Some records
━━━━━━━━━━
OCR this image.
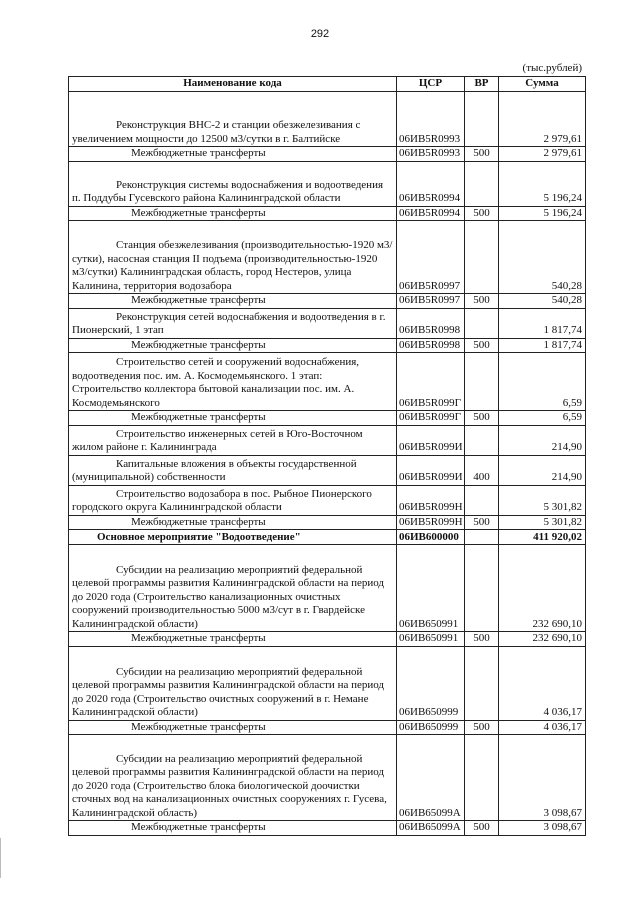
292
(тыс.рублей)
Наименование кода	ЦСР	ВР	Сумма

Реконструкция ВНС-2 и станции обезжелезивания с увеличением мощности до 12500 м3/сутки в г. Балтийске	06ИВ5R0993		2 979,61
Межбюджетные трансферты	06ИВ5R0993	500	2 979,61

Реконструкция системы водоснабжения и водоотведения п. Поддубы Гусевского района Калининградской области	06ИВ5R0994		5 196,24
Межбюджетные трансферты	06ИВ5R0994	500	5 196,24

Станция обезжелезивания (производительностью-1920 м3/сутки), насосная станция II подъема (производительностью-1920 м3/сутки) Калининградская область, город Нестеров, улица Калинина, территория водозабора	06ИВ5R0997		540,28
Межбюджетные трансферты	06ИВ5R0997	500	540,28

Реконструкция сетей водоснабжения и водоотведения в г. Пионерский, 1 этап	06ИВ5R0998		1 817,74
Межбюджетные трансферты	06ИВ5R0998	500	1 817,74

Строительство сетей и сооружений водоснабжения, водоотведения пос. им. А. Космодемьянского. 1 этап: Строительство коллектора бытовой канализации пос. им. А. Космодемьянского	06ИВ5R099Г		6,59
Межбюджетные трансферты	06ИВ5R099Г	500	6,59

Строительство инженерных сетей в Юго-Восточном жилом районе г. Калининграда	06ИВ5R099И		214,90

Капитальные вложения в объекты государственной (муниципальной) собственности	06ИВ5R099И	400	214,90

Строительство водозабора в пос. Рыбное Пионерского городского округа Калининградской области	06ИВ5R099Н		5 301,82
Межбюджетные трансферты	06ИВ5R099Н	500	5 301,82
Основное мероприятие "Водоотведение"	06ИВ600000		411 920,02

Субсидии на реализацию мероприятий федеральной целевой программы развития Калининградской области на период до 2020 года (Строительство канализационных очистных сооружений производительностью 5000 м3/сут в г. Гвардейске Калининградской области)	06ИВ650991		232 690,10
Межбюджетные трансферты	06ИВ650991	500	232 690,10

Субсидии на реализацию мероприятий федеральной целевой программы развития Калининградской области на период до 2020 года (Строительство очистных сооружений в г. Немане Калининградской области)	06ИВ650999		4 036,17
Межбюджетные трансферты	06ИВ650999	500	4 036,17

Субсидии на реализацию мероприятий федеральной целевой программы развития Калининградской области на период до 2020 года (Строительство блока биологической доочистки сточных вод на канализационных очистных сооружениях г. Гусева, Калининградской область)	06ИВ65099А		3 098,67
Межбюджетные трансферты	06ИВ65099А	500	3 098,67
━━━━━━━━━━
== Required task ==
Track down all lines above with the string "развития" and copy them.

== In response ==
Субсидии на реализацию мероприятий федеральной целевой программы развития Калининградской области на период до 2020 года (Строительство канализационных очистных сооружений производительностью 5000 м3/сут в г. Гвардейске Калининградской области)	06ИВ650991		232 690,10
Субсидии на реализацию мероприятий федеральной целевой программы развития Калининградской области на период до 2020 года (Строительство очистных сооружений в г. Немане Калининградской области)	06ИВ650999		4 036,17
Субсидии на реализацию мероприятий федеральной целевой программы развития Калининградской области на период до 2020 года (Строительство блока биологической доочистки сточных вод на канализационных очистных сооружениях г. Гусева, Калининградской область)	06ИВ65099А		3 098,67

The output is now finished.